**Descripción del problema:**
Transcribe sin cambios el pasaje del texto sobre la adulación al poderoso, desde "Ponerles a las" hasta "por tanto mortal.".

**Fragmento del texto:**
--- --- ---
Ponerles a las calles y las plazas, los mercados, los hospitales y las escuelas, el nombre del poderoso, alentarlo en sus aparentes aciertos y consagrarlo inmune al error, halagarlo cuando se pueda y cuando no se pueda, soltar las jaulas de los canarios y los jilgueros, arroparlo con canciones, corridos y letras populares, envolverlo en las fantasiosas páginas de los diarios, cantar loas desde todos los micrófonos, sin nadie a su lado para repetirle al oído, memento mori, como hacían los romanos cuando pasaban por el arco triunfal y un hombre simple les recordaba su condición humana y por tanto mortal.
Ésos son los agentes patógenos. La hybris, es la enfermedad final.
Ayer se publicó en diversos medios, una imagen preocupante. Un ejemplo de cómo el lagoteo es una costumbre inolvidable y aceptada por todos, hasta por quien ha ofrecido simpleza, decoro y sencillez republicana y ha convocado a sus seguidores a una actitud simple, sin vanidosos desplantes.
En un mitin en Tlaxcala, encuadrado en la gira nacional de gratitud por la copiosísima votación en su favor, el Presidente Electo fue recibido con una mampara, a las puertas del Palacio de Gobierno donde están los murales de Desiderio Hernández, en la cual aparecía la gigantesca fotografía (como la pantalla de un cine chico) de su hijo, José Ernesto, el cual —como todos sabemos— hace unos días sufrió un accidente producto de sus juegos. Nada grave, por cierto.
¿Además de halagar al Presidente Electo con el detalle de adornar la recepción con una fotografía del niño, cuál otra razón se puede invocar? Ninguna, excepto la desfachatada y lambiscona actitud del gobernador Mena, quien es en la historia del derrotado, pero siempre dispuesto al “tapetismo” priista (ponerse de tapete), como si quisiera emular a los artistas de las alfombras floridas de Huamantla.
No alcanzarían mil ediciones de este diario para colocar los ejemplos de la hybris.
Recordemos sólo uno: cuando ebrio de gloria Benito Juárez, ese patricio a quien todos invocan, llegó a la Ciudad de México para terminar la restauración republicana, fue recibido en el río de la Piedad por el general Porfirio Díaz, quien puso la capital a su disposición.
Juárez, déspota como siempre fue, ni siquiera lo reconoció. Viejos odios oaxaqueños anidaban en ambos corazones. Siguió su marcha y no invitó a Díaz a acompañarlo en la marcha al Palacio Nacional.
En ese momento, por la hybris de Juárez, murió el general Porfirio Díaz y nació Don Porfirio (JEP).
Pero si grave es la costumbre de lambisconear, también lo es dejarse lagotear sin observación ni reparo algunos.
El culto a la personalidad (llamar una ciudad Stalingrado, Leopoldville, Washington o Leningrado para no citar ejemplos mexicanos), en este caso, comienza en Tlaxcala, con el culto a la familia.
--- --- ---
(Datos de comprensión de documentos)
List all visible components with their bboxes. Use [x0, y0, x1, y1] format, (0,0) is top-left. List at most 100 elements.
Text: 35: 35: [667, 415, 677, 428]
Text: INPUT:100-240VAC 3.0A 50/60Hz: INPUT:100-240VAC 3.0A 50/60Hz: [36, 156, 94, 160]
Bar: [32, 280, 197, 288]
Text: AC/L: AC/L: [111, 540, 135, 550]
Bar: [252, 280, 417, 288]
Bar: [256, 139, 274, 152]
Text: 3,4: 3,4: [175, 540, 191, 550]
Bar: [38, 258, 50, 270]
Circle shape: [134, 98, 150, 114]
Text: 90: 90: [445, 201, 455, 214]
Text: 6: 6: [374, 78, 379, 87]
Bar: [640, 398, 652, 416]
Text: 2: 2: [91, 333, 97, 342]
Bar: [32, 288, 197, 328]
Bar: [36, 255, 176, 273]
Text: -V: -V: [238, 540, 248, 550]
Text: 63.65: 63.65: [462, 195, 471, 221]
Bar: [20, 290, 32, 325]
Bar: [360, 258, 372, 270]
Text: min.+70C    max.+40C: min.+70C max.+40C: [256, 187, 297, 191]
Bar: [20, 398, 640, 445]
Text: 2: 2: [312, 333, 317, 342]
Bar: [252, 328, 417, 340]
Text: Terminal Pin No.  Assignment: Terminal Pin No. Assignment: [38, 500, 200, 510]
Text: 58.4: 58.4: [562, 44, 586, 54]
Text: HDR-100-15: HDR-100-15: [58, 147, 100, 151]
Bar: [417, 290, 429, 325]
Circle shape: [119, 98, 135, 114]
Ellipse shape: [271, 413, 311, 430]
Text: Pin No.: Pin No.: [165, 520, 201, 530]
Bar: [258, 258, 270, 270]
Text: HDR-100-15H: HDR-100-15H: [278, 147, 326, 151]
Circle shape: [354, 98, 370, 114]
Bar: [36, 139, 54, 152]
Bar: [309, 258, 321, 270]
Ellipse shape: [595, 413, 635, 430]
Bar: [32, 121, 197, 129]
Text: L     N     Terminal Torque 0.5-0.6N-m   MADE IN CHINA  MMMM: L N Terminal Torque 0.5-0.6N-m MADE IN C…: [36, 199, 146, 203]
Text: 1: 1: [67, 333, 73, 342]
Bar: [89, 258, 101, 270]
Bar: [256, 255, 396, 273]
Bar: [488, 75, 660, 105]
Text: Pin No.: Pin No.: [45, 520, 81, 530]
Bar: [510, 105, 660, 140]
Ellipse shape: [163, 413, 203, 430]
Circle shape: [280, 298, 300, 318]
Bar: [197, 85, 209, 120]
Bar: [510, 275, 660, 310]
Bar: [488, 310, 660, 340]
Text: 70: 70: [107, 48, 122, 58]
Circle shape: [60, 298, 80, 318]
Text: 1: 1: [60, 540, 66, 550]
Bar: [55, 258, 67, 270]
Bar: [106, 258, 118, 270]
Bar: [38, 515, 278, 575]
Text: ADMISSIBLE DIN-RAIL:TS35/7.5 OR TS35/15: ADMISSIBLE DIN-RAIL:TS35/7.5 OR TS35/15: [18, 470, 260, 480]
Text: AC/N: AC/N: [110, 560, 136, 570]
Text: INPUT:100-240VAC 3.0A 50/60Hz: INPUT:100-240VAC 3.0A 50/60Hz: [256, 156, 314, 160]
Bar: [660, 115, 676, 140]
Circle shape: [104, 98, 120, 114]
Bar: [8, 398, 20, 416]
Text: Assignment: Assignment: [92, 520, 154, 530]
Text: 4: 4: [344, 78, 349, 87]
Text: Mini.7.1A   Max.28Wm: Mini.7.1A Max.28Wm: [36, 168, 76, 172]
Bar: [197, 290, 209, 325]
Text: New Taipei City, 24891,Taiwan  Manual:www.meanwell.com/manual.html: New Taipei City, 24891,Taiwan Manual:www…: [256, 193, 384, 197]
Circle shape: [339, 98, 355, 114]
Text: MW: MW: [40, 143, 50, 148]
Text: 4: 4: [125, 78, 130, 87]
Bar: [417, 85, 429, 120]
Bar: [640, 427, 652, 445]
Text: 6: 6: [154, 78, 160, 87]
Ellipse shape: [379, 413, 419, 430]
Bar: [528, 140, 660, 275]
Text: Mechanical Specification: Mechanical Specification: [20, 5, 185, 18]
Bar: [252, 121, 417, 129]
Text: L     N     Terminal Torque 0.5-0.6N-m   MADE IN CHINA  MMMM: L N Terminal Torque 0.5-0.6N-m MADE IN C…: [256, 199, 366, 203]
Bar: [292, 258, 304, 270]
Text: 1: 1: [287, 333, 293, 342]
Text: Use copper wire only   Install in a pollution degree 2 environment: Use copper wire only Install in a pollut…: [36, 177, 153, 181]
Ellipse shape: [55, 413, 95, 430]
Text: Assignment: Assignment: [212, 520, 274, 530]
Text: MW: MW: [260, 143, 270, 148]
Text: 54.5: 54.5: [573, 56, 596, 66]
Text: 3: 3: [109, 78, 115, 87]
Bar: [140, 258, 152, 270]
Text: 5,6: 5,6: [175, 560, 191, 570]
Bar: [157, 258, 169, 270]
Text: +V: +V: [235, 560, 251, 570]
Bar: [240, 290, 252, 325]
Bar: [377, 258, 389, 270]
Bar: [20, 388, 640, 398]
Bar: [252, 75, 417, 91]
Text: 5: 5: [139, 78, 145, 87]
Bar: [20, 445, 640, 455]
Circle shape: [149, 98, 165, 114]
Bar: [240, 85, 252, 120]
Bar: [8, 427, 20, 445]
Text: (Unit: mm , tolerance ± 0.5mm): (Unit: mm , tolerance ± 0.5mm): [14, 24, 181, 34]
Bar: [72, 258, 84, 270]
--- --- ---
**Respuesta esperada:**
Ponerles a las calles y las plazas, los mercados, los hospitales y las escuelas, el nombre del poderoso, alentarlo en sus aparentes aciertos y consagrarlo inmune al error, halagarlo cuando se pueda y cuando no se pueda, soltar las jaulas de los canarios y los jilgueros, arroparlo con canciones, corridos y letras populares, envolverlo en las fantasiosas páginas de los diarios, cantar loas desde todos los micrófonos, sin nadie a su lado para repetirle al oído, memento mori, como hacían los romanos cuando pasaban por el arco triunfal y un hombre simple les recordaba su condición humana y por tanto mortal.